** STATED GOAL **
Repeat the lines of the material that open with the line containing "paragraph-line: 都对自己所生产成品负责，配合质检员层层把关，有效的杜绝 (146, 141, 806, 166)" and close with the line containing "paragraph-line: 本，提高了产品的市场竞争力。随着我公司对外市场的逐渐放 (146, 285, 806, 310)", keeping both of those lines and copying every line character for character.

- - -

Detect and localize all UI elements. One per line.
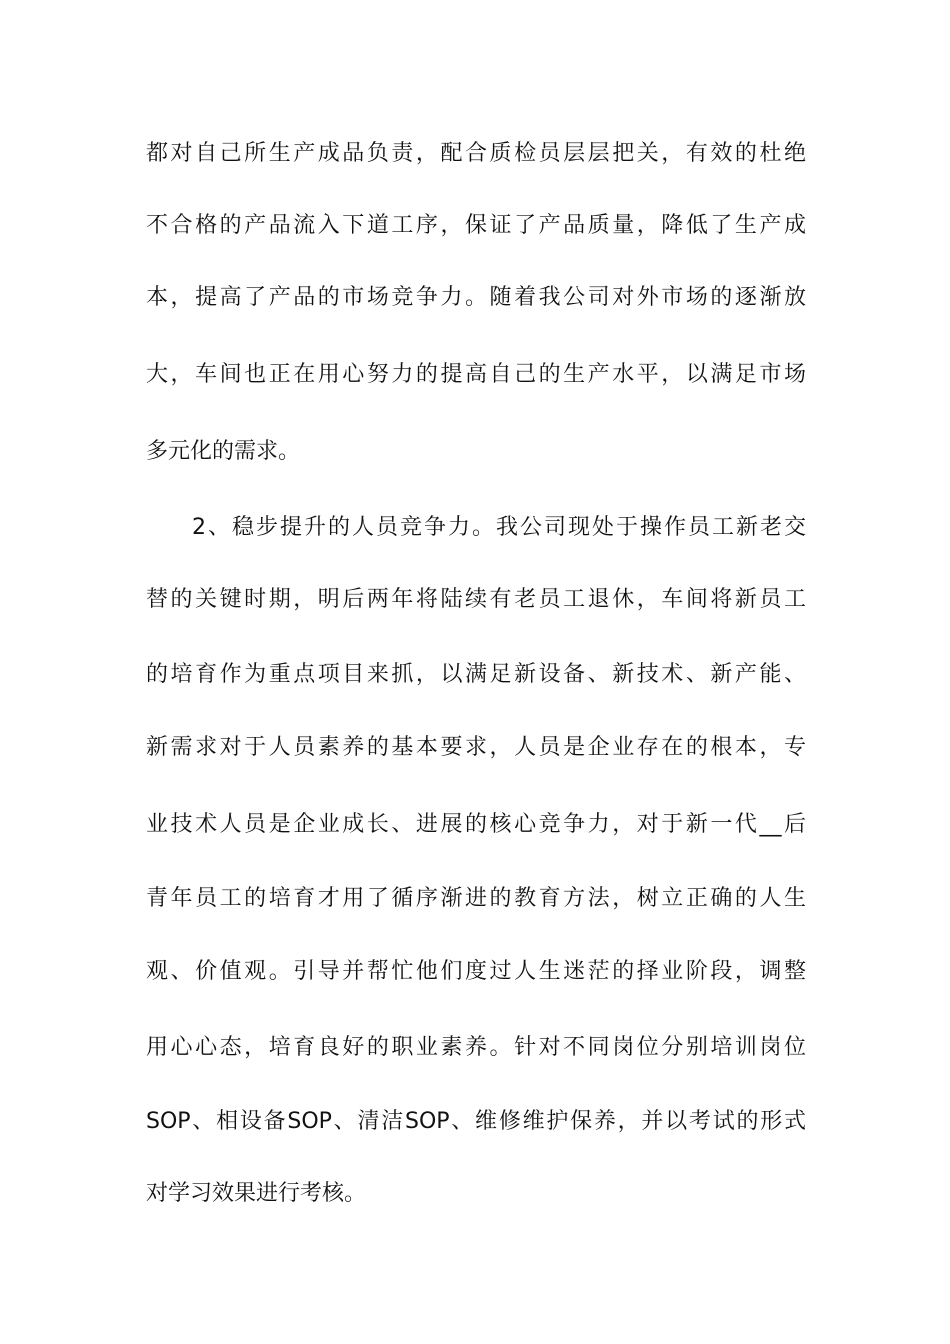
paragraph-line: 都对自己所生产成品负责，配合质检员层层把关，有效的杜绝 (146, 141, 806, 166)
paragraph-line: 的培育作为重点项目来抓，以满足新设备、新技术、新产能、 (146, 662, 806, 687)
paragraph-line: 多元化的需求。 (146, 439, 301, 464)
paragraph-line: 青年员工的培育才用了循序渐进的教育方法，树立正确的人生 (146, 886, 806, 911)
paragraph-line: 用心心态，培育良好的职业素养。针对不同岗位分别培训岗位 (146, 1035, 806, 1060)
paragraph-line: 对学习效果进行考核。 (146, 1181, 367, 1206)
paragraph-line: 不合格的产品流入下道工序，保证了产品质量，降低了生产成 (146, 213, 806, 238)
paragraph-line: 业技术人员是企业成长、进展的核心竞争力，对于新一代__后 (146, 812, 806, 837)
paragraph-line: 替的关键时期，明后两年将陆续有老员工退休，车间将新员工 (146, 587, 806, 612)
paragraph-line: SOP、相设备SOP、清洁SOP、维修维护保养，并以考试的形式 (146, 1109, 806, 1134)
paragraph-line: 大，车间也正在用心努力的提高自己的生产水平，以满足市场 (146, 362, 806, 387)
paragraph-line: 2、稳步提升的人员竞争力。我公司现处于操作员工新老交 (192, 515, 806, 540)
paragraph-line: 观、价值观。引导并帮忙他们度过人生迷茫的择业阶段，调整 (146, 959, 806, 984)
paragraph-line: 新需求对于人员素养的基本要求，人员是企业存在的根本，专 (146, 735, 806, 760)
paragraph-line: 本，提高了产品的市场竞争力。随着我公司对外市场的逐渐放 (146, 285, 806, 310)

- - -

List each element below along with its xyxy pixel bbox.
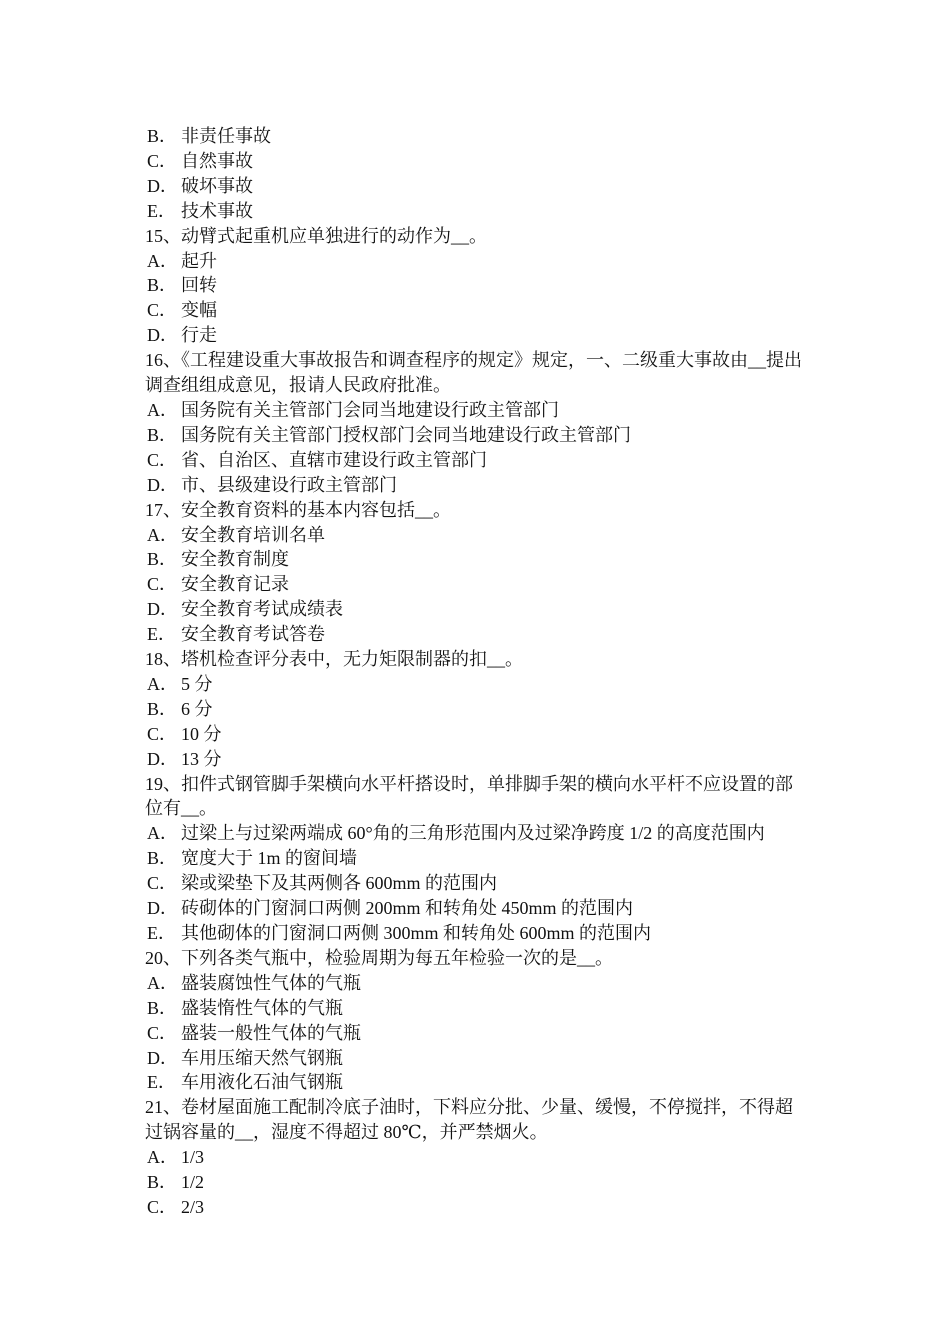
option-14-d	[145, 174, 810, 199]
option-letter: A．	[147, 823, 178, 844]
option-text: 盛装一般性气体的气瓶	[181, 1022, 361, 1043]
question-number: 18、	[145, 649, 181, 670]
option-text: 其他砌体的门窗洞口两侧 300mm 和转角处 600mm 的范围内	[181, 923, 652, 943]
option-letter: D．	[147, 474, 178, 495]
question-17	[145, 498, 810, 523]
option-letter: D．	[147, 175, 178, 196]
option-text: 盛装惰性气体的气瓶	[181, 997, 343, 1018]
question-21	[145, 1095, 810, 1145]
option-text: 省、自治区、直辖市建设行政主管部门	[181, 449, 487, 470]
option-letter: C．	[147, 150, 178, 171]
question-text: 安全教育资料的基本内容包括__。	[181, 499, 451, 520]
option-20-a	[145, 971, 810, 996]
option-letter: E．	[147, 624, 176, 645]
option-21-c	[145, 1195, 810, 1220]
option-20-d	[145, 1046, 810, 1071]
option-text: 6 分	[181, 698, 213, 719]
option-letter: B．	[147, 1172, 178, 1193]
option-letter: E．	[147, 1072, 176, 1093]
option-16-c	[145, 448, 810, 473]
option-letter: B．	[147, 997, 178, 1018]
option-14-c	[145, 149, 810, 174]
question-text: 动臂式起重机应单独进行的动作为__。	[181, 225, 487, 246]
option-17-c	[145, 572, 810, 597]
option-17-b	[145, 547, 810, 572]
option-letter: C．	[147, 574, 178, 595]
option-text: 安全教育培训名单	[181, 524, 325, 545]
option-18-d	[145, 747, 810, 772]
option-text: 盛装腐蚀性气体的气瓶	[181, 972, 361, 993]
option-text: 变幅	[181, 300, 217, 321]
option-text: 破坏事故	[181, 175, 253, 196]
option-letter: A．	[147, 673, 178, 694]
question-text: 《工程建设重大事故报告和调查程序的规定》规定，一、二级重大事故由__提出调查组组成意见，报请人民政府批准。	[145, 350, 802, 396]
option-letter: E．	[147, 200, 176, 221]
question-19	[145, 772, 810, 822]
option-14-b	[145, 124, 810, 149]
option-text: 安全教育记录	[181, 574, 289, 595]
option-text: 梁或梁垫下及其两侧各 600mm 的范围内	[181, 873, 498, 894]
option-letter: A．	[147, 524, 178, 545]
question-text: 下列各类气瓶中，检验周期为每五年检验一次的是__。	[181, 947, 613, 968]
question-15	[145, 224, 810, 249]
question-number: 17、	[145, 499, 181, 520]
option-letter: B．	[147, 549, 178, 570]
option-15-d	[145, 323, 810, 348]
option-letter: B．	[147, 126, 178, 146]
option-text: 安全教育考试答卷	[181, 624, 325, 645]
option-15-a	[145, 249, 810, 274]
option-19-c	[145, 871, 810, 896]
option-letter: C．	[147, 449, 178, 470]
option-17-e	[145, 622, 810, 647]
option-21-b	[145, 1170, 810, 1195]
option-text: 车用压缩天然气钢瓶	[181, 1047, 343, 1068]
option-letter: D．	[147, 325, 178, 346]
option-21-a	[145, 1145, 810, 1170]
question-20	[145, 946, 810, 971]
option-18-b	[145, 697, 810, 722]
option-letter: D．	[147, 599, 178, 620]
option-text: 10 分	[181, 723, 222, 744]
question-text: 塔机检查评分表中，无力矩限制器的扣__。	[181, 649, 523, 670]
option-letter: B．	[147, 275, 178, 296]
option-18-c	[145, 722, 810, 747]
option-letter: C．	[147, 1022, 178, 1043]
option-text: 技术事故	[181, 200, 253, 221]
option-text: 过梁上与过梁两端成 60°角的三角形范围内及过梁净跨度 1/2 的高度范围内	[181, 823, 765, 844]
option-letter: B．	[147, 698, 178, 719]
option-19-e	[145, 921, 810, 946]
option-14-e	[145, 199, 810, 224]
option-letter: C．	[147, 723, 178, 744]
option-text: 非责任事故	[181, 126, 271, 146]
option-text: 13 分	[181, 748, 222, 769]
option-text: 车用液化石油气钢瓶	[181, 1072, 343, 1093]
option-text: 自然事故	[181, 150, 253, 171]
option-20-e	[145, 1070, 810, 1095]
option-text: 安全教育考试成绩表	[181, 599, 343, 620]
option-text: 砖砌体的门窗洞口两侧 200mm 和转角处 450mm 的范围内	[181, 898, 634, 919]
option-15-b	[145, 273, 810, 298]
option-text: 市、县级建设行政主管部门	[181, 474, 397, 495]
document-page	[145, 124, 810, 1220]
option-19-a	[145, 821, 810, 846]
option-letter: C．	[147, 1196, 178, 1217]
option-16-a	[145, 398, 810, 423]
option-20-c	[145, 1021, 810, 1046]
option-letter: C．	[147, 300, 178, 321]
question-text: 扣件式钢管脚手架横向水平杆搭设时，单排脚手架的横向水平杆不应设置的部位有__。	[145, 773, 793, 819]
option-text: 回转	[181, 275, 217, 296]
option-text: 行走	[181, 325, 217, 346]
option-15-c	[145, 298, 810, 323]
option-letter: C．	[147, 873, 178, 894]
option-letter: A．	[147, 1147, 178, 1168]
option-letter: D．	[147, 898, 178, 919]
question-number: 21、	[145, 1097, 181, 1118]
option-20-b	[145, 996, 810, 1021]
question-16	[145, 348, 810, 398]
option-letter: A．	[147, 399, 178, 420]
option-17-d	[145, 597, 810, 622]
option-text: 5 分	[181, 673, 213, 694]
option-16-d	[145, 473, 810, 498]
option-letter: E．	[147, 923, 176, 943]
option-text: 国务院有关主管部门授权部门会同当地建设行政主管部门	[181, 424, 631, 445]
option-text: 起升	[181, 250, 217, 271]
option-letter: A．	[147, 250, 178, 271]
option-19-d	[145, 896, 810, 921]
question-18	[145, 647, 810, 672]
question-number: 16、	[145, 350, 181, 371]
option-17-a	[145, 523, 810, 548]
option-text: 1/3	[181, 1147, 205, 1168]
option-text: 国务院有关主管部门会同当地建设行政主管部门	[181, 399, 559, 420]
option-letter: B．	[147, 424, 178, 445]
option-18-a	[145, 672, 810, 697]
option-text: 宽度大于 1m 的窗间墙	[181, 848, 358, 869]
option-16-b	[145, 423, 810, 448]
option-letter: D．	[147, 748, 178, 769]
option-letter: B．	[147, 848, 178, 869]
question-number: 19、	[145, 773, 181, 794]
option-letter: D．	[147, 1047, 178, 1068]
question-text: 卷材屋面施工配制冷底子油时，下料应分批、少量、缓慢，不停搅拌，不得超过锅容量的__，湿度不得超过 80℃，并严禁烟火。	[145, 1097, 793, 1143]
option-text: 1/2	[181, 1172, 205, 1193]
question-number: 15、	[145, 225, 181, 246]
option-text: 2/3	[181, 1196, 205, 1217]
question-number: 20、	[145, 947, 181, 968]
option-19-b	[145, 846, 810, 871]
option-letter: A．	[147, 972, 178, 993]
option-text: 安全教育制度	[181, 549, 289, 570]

- - -

** RESULT OF THIS EXERCISE **
paragraph-line: 都对自己所生产成品负责，配合质检员层层把关，有效的杜绝 (146, 141, 806, 166)
paragraph-line: 的培育作为重点项目来抓，以满足新设备、新技术、新产能、 (146, 662, 806, 687)
paragraph-line: 多元化的需求。 (146, 439, 301, 464)
paragraph-line: 青年员工的培育才用了循序渐进的教育方法，树立正确的人生 (146, 886, 806, 911)
paragraph-line: 用心心态，培育良好的职业素养。针对不同岗位分别培训岗位 (146, 1035, 806, 1060)
paragraph-line: 对学习效果进行考核。 (146, 1181, 367, 1206)
paragraph-line: 不合格的产品流入下道工序，保证了产品质量，降低了生产成 (146, 213, 806, 238)
paragraph-line: 业技术人员是企业成长、进展的核心竞争力，对于新一代__后 (146, 812, 806, 837)
paragraph-line: 替的关键时期，明后两年将陆续有老员工退休，车间将新员工 (146, 587, 806, 612)
paragraph-line: SOP、相设备SOP、清洁SOP、维修维护保养，并以考试的形式 (146, 1109, 806, 1134)
paragraph-line: 大，车间也正在用心努力的提高自己的生产水平，以满足市场 (146, 362, 806, 387)
paragraph-line: 2、稳步提升的人员竞争力。我公司现处于操作员工新老交 (192, 515, 806, 540)
paragraph-line: 观、价值观。引导并帮忙他们度过人生迷茫的择业阶段，调整 (146, 959, 806, 984)
paragraph-line: 新需求对于人员素养的基本要求，人员是企业存在的根本，专 (146, 735, 806, 760)
paragraph-line: 本，提高了产品的市场竞争力。随着我公司对外市场的逐渐放 (146, 285, 806, 310)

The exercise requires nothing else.